Stored items
______________________________

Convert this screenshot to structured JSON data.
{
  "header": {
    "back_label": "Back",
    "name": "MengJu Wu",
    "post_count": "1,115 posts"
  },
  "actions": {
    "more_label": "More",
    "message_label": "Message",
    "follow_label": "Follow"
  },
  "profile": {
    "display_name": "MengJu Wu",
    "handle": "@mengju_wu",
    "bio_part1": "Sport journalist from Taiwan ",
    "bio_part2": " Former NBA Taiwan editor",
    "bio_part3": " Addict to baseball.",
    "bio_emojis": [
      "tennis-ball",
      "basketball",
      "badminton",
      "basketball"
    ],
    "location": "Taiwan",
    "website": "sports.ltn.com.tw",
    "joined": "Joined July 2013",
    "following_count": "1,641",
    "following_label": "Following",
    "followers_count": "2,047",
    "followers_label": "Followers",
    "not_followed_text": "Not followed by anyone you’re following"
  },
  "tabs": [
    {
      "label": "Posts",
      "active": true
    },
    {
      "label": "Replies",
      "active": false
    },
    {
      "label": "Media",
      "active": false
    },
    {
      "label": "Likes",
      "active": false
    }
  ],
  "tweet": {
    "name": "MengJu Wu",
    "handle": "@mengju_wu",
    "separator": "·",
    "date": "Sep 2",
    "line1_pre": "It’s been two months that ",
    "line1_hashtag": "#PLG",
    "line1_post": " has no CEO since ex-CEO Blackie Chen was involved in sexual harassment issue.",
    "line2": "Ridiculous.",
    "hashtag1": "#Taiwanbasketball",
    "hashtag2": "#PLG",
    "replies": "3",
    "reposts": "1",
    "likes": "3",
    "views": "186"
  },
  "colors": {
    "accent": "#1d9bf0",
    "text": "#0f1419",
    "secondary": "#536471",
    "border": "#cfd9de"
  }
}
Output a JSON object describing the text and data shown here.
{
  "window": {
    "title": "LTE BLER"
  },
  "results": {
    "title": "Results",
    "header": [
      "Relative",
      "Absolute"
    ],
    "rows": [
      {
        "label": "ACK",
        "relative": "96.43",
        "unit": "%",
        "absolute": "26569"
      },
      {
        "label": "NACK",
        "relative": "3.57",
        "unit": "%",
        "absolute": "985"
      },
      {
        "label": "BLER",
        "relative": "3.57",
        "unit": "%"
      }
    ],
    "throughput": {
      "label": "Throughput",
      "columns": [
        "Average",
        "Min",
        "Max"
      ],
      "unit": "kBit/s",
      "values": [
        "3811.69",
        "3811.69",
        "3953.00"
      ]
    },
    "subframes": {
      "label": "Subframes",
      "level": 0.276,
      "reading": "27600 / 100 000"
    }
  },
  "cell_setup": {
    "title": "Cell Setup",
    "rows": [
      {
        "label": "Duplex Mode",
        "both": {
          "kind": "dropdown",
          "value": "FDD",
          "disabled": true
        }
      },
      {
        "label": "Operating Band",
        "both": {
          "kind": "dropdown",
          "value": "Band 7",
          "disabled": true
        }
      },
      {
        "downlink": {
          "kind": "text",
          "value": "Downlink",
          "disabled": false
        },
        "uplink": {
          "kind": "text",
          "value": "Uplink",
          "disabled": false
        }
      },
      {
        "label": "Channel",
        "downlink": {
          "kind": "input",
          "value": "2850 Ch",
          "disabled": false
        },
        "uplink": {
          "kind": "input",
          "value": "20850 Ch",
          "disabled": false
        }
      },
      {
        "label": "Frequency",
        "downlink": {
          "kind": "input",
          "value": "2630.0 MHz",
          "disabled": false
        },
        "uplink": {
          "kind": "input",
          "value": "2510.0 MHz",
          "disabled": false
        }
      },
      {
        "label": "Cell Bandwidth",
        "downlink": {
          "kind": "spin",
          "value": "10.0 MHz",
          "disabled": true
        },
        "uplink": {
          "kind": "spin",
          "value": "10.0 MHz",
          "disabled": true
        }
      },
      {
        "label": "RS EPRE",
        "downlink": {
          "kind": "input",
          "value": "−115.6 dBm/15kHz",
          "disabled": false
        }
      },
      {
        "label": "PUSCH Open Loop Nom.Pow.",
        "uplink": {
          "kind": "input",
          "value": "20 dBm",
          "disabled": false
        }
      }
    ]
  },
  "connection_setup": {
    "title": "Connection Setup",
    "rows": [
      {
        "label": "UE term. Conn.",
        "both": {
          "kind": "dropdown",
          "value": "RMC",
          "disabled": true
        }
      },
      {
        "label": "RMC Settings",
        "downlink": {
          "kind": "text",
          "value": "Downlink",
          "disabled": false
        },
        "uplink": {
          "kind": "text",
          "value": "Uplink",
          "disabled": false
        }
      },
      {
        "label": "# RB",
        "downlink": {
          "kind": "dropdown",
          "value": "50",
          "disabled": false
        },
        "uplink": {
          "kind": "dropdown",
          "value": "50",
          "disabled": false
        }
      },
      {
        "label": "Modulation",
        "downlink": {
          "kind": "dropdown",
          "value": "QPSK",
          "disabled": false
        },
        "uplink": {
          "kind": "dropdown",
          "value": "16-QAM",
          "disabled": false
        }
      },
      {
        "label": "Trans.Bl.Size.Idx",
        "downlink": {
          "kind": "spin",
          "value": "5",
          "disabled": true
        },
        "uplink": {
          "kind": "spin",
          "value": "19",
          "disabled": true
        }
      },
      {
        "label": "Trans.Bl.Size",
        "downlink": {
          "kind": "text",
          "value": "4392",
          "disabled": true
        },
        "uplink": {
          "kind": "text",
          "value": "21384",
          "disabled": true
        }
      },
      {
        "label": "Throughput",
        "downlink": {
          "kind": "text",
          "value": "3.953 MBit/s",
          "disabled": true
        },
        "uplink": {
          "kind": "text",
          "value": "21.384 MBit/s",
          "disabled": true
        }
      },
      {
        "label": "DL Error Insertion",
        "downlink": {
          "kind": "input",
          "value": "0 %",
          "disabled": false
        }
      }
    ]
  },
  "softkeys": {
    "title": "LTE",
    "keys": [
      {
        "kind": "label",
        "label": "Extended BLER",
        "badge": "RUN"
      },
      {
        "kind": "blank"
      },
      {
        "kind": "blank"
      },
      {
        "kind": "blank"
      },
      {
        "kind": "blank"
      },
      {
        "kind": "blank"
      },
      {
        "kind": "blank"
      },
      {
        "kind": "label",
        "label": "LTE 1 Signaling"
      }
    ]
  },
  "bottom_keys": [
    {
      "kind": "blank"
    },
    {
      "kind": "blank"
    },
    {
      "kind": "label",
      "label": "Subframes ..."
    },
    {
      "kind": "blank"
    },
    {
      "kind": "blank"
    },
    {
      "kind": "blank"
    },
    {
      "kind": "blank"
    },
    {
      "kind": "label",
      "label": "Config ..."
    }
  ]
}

______________________________

■ **YOUR OBJECTIVE**:
Write out the full listing, keeping every line exactly as it is.

■ **WRITTEN SOLUTION**:
Convert this screenshot to structured JSON data.
{
  "header": {
    "back_label": "Back",
    "name": "MengJu Wu",
    "post_count": "1,115 posts"
  },
  "actions": {
    "more_label": "More",
    "message_label": "Message",
    "follow_label": "Follow"
  },
  "profile": {
    "display_name": "MengJu Wu",
    "handle": "@mengju_wu",
    "bio_part1": "Sport journalist from Taiwan ",
    "bio_part2": " Former NBA Taiwan editor",
    "bio_part3": " Addict to baseball.",
    "bio_emojis": [
      "tennis-ball",
      "basketball",
      "badminton",
      "basketball"
    ],
    "location": "Taiwan",
    "website": "sports.ltn.com.tw",
    "joined": "Joined July 2013",
    "following_count": "1,641",
    "following_label": "Following",
    "followers_count": "2,047",
    "followers_label": "Followers",
    "not_followed_text": "Not followed by anyone you’re following"
  },
  "tabs": [
    {
      "label": "Posts",
      "active": true
    },
    {
      "label": "Replies",
      "active": false
    },
    {
      "label": "Media",
      "active": false
    },
    {
      "label": "Likes",
      "active": false
    }
  ],
  "tweet": {
    "name": "MengJu Wu",
    "handle": "@mengju_wu",
    "separator": "·",
    "date": "Sep 2",
    "line1_pre": "It’s been two months that ",
    "line1_hashtag": "#PLG",
    "line1_post": " has no CEO since ex-CEO Blackie Chen was involved in sexual harassment issue.",
    "line2": "Ridiculous.",
    "hashtag1": "#Taiwanbasketball",
    "hashtag2": "#PLG",
    "replies": "3",
    "reposts": "1",
    "likes": "3",
    "views": "186"
  },
  "colors": {
    "accent": "#1d9bf0",
    "text": "#0f1419",
    "secondary": "#536471",
    "border": "#cfd9de"
  }
}
Output a JSON object describing the text and data shown here.
{
  "window": {
    "title": "LTE BLER"
  },
  "results": {
    "title": "Results",
    "header": [
      "Relative",
      "Absolute"
    ],
    "rows": [
      {
        "label": "ACK",
        "relative": "96.43",
        "unit": "%",
        "absolute": "26569"
      },
      {
        "label": "NACK",
        "relative": "3.57",
        "unit": "%",
        "absolute": "985"
      },
      {
        "label": "BLER",
        "relative": "3.57",
        "unit": "%"
      }
    ],
    "throughput": {
      "label": "Throughput",
      "columns": [
        "Average",
        "Min",
        "Max"
      ],
      "unit": "kBit/s",
      "values": [
        "3811.69",
        "3811.69",
        "3953.00"
      ]
    },
    "subframes": {
      "label": "Subframes",
      "level": 0.276,
      "reading": "27600 / 100 000"
    }
  },
  "cell_setup": {
    "title": "Cell Setup",
    "rows": [
      {
        "label": "Duplex Mode",
        "both": {
          "kind": "dropdown",
          "value": "FDD",
          "disabled": true
        }
      },
      {
        "label": "Operating Band",
        "both": {
          "kind": "dropdown",
          "value": "Band 7",
          "disabled": true
        }
      },
      {
        "downlink": {
          "kind": "text",
          "value": "Downlink",
          "disabled": false
        },
        "uplink": {
          "kind": "text",
          "value": "Uplink",
          "disabled": false
        }
      },
      {
        "label": "Channel",
        "downlink": {
          "kind": "input",
          "value": "2850 Ch",
          "disabled": false
        },
        "uplink": {
          "kind": "input",
          "value": "20850 Ch",
          "disabled": false
        }
      },
      {
        "label": "Frequency",
        "downlink": {
          "kind": "input",
          "value": "2630.0 MHz",
          "disabled": false
        },
        "uplink": {
          "kind": "input",
          "value": "2510.0 MHz",
          "disabled": false
        }
      },
      {
        "label": "Cell Bandwidth",
        "downlink": {
          "kind": "spin",
          "value": "10.0 MHz",
          "disabled": true
        },
        "uplink": {
          "kind": "spin",
          "value": "10.0 MHz",
          "disabled": true
        }
      },
      {
        "label": "RS EPRE",
        "downlink": {
          "kind": "input",
          "value": "−115.6 dBm/15kHz",
          "disabled": false
        }
      },
      {
        "label": "PUSCH Open Loop Nom.Pow.",
        "uplink": {
          "kind": "input",
          "value": "20 dBm",
          "disabled": false
        }
      }
    ]
  },
  "connection_setup": {
    "title": "Connection Setup",
    "rows": [
      {
        "label": "UE term. Conn.",
        "both": {
          "kind": "dropdown",
          "value": "RMC",
          "disabled": true
        }
      },
      {
        "label": "RMC Settings",
        "downlink": {
          "kind": "text",
          "value": "Downlink",
          "disabled": false
        },
        "uplink": {
          "kind": "text",
          "value": "Uplink",
          "disabled": false
        }
      },
      {
        "label": "# RB",
        "downlink": {
          "kind": "dropdown",
          "value": "50",
          "disabled": false
        },
        "uplink": {
          "kind": "dropdown",
          "value": "50",
          "disabled": false
        }
      },
      {
        "label": "Modulation",
        "downlink": {
          "kind": "dropdown",
          "value": "QPSK",
          "disabled": false
        },
        "uplink": {
          "kind": "dropdown",
          "value": "16-QAM",
          "disabled": false
        }
      },
      {
        "label": "Trans.Bl.Size.Idx",
        "downlink": {
          "kind": "spin",
          "value": "5",
          "disabled": true
        },
        "uplink": {
          "kind": "spin",
          "value": "19",
          "disabled": true
        }
      },
      {
        "label": "Trans.Bl.Size",
        "downlink": {
          "kind": "text",
          "value": "4392",
          "disabled": true
        },
        "uplink": {
          "kind": "text",
          "value": "21384",
          "disabled": true
        }
      },
      {
        "label": "Throughput",
        "downlink": {
          "kind": "text",
          "value": "3.953 MBit/s",
          "disabled": true
        },
        "uplink": {
          "kind": "text",
          "value": "21.384 MBit/s",
          "disabled": true
        }
      },
      {
        "label": "DL Error Insertion",
        "downlink": {
          "kind": "input",
          "value": "0 %",
          "disabled": false
        }
      }
    ]
  },
  "softkeys": {
    "title": "LTE",
    "keys": [
      {
        "kind": "label",
        "label": "Extended BLER",
        "badge": "RUN"
      },
      {
        "kind": "blank"
      },
      {
        "kind": "blank"
      },
      {
        "kind": "blank"
      },
      {
        "kind": "blank"
      },
      {
        "kind": "blank"
      },
      {
        "kind": "blank"
      },
      {
        "kind": "label",
        "label": "LTE 1 Signaling"
      }
    ]
  },
  "bottom_keys": [
    {
      "kind": "blank"
    },
    {
      "kind": "blank"
    },
    {
      "kind": "label",
      "label": "Subframes ..."
    },
    {
      "kind": "blank"
    },
    {
      "kind": "blank"
    },
    {
      "kind": "blank"
    },
    {
      "kind": "blank"
    },
    {
      "kind": "label",
      "label": "Config ..."
    }
  ]
}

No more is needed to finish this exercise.